# WRITTEN EXERCISE
Each entry should be quoted word for word, including every mark of punctuation.

# GIVEN INFORMATION
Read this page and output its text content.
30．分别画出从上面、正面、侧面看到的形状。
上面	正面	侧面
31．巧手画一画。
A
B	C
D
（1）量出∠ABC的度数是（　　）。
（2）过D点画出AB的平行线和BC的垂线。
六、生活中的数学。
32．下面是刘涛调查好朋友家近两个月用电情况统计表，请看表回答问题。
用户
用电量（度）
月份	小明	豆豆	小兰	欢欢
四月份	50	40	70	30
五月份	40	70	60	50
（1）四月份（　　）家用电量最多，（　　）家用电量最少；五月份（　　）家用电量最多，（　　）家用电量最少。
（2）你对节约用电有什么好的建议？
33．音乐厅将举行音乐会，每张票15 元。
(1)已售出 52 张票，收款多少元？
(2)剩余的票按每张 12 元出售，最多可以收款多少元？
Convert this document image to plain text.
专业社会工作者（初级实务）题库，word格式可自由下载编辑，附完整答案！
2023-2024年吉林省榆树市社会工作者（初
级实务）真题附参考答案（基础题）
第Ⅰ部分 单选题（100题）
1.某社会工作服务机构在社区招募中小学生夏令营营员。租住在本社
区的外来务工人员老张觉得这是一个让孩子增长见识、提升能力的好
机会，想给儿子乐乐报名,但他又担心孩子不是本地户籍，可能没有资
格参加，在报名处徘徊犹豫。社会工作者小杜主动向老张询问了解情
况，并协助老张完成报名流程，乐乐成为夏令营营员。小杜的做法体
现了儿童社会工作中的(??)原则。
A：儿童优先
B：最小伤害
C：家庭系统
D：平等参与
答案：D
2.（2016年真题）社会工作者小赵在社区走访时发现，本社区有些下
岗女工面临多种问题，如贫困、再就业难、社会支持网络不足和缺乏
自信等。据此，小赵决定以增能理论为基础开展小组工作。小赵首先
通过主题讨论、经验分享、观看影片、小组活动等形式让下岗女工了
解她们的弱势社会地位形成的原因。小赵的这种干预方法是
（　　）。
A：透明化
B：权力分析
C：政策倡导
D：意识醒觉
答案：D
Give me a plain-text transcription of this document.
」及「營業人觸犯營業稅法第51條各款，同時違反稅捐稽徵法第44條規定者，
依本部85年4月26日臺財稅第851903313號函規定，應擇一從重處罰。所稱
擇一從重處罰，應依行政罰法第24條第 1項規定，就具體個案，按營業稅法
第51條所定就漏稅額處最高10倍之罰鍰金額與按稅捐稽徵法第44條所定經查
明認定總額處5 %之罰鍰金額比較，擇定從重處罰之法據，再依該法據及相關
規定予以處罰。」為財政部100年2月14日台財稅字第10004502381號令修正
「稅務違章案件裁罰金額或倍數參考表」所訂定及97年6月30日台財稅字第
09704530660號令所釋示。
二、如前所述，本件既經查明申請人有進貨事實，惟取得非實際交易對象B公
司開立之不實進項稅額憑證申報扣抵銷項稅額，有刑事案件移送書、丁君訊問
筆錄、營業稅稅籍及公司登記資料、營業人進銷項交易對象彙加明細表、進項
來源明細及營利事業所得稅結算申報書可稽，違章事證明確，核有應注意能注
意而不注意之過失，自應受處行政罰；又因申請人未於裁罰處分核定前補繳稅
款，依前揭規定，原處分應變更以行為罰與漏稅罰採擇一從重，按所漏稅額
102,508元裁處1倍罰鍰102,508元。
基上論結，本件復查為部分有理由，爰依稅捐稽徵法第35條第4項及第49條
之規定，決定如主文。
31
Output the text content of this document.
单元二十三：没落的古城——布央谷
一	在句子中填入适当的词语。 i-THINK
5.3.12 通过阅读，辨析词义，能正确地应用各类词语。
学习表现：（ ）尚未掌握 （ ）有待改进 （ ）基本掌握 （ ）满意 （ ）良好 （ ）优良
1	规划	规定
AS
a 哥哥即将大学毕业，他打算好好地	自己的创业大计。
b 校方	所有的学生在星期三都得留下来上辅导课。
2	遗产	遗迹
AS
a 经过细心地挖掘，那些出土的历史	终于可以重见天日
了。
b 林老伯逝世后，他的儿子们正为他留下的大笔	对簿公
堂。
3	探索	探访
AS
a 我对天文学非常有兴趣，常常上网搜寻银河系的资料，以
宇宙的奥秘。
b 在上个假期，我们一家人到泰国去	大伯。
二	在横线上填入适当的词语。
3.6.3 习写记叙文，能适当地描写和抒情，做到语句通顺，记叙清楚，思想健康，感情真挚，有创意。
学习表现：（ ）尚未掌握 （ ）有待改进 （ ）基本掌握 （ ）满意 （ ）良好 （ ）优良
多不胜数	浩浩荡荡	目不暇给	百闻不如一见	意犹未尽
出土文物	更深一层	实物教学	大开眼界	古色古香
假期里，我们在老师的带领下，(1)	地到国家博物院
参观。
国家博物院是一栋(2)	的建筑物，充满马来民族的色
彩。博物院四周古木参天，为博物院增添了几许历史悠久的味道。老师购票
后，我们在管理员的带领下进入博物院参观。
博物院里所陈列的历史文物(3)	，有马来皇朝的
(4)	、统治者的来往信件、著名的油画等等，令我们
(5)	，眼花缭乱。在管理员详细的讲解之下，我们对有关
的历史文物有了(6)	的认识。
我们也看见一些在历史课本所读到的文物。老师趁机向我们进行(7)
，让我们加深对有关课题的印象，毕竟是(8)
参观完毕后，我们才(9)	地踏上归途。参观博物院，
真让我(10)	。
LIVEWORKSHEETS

# SOLUTION
Read this page and output its text content.
30．分别画出从上面、正面、侧面看到的形状。
上面	正面	侧面
31．巧手画一画。
A
B	C
D
（1）量出∠ABC的度数是（　　）。
（2）过D点画出AB的平行线和BC的垂线。
六、生活中的数学。
32．下面是刘涛调查好朋友家近两个月用电情况统计表，请看表回答问题。
用户
用电量（度）
月份	小明	豆豆	小兰	欢欢
四月份	50	40	70	30
五月份	40	70	60	50
（1）四月份（　　）家用电量最多，（　　）家用电量最少；五月份（　　）家用电量最多，（　　）家用电量最少。
（2）你对节约用电有什么好的建议？
33．音乐厅将举行音乐会，每张票15 元。
(1)已售出 52 张票，收款多少元？
(2)剩余的票按每张 12 元出售，最多可以收款多少元？
Convert this document image to plain text.
专业社会工作者（初级实务）题库，word格式可自由下载编辑，附完整答案！
2023-2024年吉林省榆树市社会工作者（初
级实务）真题附参考答案（基础题）
第Ⅰ部分 单选题（100题）
1.某社会工作服务机构在社区招募中小学生夏令营营员。租住在本社
区的外来务工人员老张觉得这是一个让孩子增长见识、提升能力的好
机会，想给儿子乐乐报名,但他又担心孩子不是本地户籍，可能没有资
格参加，在报名处徘徊犹豫。社会工作者小杜主动向老张询问了解情
况，并协助老张完成报名流程，乐乐成为夏令营营员。小杜的做法体
现了儿童社会工作中的(??)原则。
A：儿童优先
B：最小伤害
C：家庭系统
D：平等参与
答案：D
2.（2016年真题）社会工作者小赵在社区走访时发现，本社区有些下
岗女工面临多种问题，如贫困、再就业难、社会支持网络不足和缺乏
自信等。据此，小赵决定以增能理论为基础开展小组工作。小赵首先
通过主题讨论、经验分享、观看影片、小组活动等形式让下岗女工了
解她们的弱势社会地位形成的原因。小赵的这种干预方法是
（　　）。
A：透明化
B：权力分析
C：政策倡导
D：意识醒觉
答案：D
Give me a plain-text transcription of this document.
」及「營業人觸犯營業稅法第51條各款，同時違反稅捐稽徵法第44條規定者，
依本部85年4月26日臺財稅第851903313號函規定，應擇一從重處罰。所稱
擇一從重處罰，應依行政罰法第24條第 1項規定，就具體個案，按營業稅法
第51條所定就漏稅額處最高10倍之罰鍰金額與按稅捐稽徵法第44條所定經查
明認定總額處5 %之罰鍰金額比較，擇定從重處罰之法據，再依該法據及相關
規定予以處罰。」為財政部100年2月14日台財稅字第10004502381號令修正
「稅務違章案件裁罰金額或倍數參考表」所訂定及97年6月30日台財稅字第
09704530660號令所釋示。
二、如前所述，本件既經查明申請人有進貨事實，惟取得非實際交易對象B公
司開立之不實進項稅額憑證申報扣抵銷項稅額，有刑事案件移送書、丁君訊問
筆錄、營業稅稅籍及公司登記資料、營業人進銷項交易對象彙加明細表、進項
來源明細及營利事業所得稅結算申報書可稽，違章事證明確，核有應注意能注
意而不注意之過失，自應受處行政罰；又因申請人未於裁罰處分核定前補繳稅
款，依前揭規定，原處分應變更以行為罰與漏稅罰採擇一從重，按所漏稅額
102,508元裁處1倍罰鍰102,508元。
基上論結，本件復查為部分有理由，爰依稅捐稽徵法第35條第4項及第49條
之規定，決定如主文。
31
Output the text content of this document.
单元二十三：没落的古城——布央谷
一	在句子中填入适当的词语。 i-THINK
5.3.12 通过阅读，辨析词义，能正确地应用各类词语。
学习表现：（ ）尚未掌握 （ ）有待改进 （ ）基本掌握 （ ）满意 （ ）良好 （ ）优良
1	规划	规定
AS
a 哥哥即将大学毕业，他打算好好地	自己的创业大计。
b 校方	所有的学生在星期三都得留下来上辅导课。
2	遗产	遗迹
AS
a 经过细心地挖掘，那些出土的历史	终于可以重见天日
了。
b 林老伯逝世后，他的儿子们正为他留下的大笔	对簿公
堂。
3	探索	探访
AS
a 我对天文学非常有兴趣，常常上网搜寻银河系的资料，以
宇宙的奥秘。
b 在上个假期，我们一家人到泰国去	大伯。
二	在横线上填入适当的词语。
3.6.3 习写记叙文，能适当地描写和抒情，做到语句通顺，记叙清楚，思想健康，感情真挚，有创意。
学习表现：（ ）尚未掌握 （ ）有待改进 （ ）基本掌握 （ ）满意 （ ）良好 （ ）优良
多不胜数	浩浩荡荡	目不暇给	百闻不如一见	意犹未尽
出土文物	更深一层	实物教学	大开眼界	古色古香
假期里，我们在老师的带领下，(1)	地到国家博物院
参观。
国家博物院是一栋(2)	的建筑物，充满马来民族的色
彩。博物院四周古木参天，为博物院增添了几许历史悠久的味道。老师购票
后，我们在管理员的带领下进入博物院参观。
博物院里所陈列的历史文物(3)	，有马来皇朝的
(4)	、统治者的来往信件、著名的油画等等，令我们
(5)	，眼花缭乱。在管理员详细的讲解之下，我们对有关
的历史文物有了(6)	的认识。
我们也看见一些在历史课本所读到的文物。老师趁机向我们进行(7)
，让我们加深对有关课题的印象，毕竟是(8)
参观完毕后，我们才(9)	地踏上归途。参观博物院，
真让我(10)	。
LIVEWORKSHEETS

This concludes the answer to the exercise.